## Written request:
Without the pictures, return each record as it appears.

:::

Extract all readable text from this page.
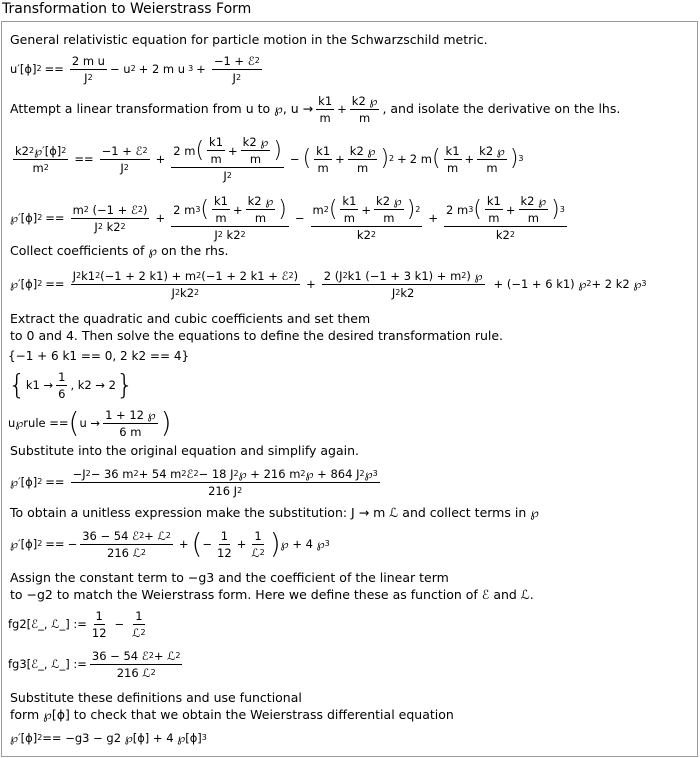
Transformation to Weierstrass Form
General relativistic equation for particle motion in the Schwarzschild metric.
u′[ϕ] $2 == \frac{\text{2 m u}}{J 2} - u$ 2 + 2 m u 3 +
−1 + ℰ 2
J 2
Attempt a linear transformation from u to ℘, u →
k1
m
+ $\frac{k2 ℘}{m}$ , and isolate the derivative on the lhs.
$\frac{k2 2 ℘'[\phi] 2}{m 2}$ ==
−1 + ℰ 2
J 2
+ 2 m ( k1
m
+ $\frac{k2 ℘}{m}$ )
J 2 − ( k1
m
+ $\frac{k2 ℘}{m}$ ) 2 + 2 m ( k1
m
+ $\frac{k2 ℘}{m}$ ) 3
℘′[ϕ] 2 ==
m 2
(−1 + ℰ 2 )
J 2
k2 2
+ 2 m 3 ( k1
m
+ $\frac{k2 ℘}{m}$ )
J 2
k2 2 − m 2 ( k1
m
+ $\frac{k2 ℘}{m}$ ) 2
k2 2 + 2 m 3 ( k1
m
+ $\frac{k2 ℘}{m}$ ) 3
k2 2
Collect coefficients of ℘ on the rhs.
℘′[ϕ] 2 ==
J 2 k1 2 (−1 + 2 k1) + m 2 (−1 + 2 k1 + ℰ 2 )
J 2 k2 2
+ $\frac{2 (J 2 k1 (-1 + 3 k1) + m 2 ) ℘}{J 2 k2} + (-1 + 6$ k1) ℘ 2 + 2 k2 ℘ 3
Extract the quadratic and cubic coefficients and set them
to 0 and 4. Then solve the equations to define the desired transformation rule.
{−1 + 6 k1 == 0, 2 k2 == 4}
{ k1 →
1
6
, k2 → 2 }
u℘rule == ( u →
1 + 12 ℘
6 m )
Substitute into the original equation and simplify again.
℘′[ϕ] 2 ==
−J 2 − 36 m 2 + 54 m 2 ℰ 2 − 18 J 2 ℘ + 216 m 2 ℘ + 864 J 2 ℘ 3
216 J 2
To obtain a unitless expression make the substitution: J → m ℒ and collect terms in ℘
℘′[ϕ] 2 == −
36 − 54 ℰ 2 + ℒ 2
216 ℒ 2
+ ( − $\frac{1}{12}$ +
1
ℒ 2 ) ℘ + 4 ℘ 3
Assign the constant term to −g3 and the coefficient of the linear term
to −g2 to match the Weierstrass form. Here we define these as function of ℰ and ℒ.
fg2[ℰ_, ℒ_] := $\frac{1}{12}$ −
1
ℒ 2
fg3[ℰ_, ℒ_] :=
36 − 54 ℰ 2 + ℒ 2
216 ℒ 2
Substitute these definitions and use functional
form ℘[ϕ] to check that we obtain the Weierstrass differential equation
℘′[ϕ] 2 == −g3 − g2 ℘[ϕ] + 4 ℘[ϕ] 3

:::

## Task result:
Extract all readable text from this page.
Transformation to Weierstrass Form
General relativistic equation for particle motion in the Schwarzschild metric.
u′[ϕ] $2 == \frac{\text{2 m u}}{J 2} - u$ 2 + 2 m u 3 +
−1 + ℰ 2
J 2
Attempt a linear transformation from u to ℘, u →
k1
m
+ $\frac{k2 ℘}{m}$ , and isolate the derivative on the lhs.
$\frac{k2 2 ℘'[\phi] 2}{m 2}$ ==
−1 + ℰ 2
J 2
+ 2 m ( k1
m
+ $\frac{k2 ℘}{m}$ )
J 2 − ( k1
m
+ $\frac{k2 ℘}{m}$ ) 2 + 2 m ( k1
m
+ $\frac{k2 ℘}{m}$ ) 3
℘′[ϕ] 2 ==
m 2
(−1 + ℰ 2 )
J 2
k2 2
+ 2 m 3 ( k1
m
+ $\frac{k2 ℘}{m}$ )
J 2
k2 2 − m 2 ( k1
m
+ $\frac{k2 ℘}{m}$ ) 2
k2 2 + 2 m 3 ( k1
m
+ $\frac{k2 ℘}{m}$ ) 3
k2 2
Collect coefficients of ℘ on the rhs.
℘′[ϕ] 2 ==
J 2 k1 2 (−1 + 2 k1) + m 2 (−1 + 2 k1 + ℰ 2 )
J 2 k2 2
+ $\frac{2 (J 2 k1 (-1 + 3 k1) + m 2 ) ℘}{J 2 k2} + (-1 + 6$ k1) ℘ 2 + 2 k2 ℘ 3
Extract the quadratic and cubic coefficients and set them
to 0 and 4. Then solve the equations to define the desired transformation rule.
{−1 + 6 k1 == 0, 2 k2 == 4}
{ k1 →
1
6
, k2 → 2 }
u℘rule == ( u →
1 + 12 ℘
6 m )
Substitute into the original equation and simplify again.
℘′[ϕ] 2 ==
−J 2 − 36 m 2 + 54 m 2 ℰ 2 − 18 J 2 ℘ + 216 m 2 ℘ + 864 J 2 ℘ 3
216 J 2
To obtain a unitless expression make the substitution: J → m ℒ and collect terms in ℘
℘′[ϕ] 2 == −
36 − 54 ℰ 2 + ℒ 2
216 ℒ 2
+ ( − $\frac{1}{12}$ +
1
ℒ 2 ) ℘ + 4 ℘ 3
Assign the constant term to −g3 and the coefficient of the linear term
to −g2 to match the Weierstrass form. Here we define these as function of ℰ and ℒ.
fg2[ℰ_, ℒ_] := $\frac{1}{12}$ −
1
ℒ 2
fg3[ℰ_, ℒ_] :=
36 − 54 ℰ 2 + ℒ 2
216 ℒ 2
Substitute these definitions and use functional
form ℘[ϕ] to check that we obtain the Weierstrass differential equation
℘′[ϕ] 2 == −g3 − g2 ℘[ϕ] + 4 ℘[ϕ] 3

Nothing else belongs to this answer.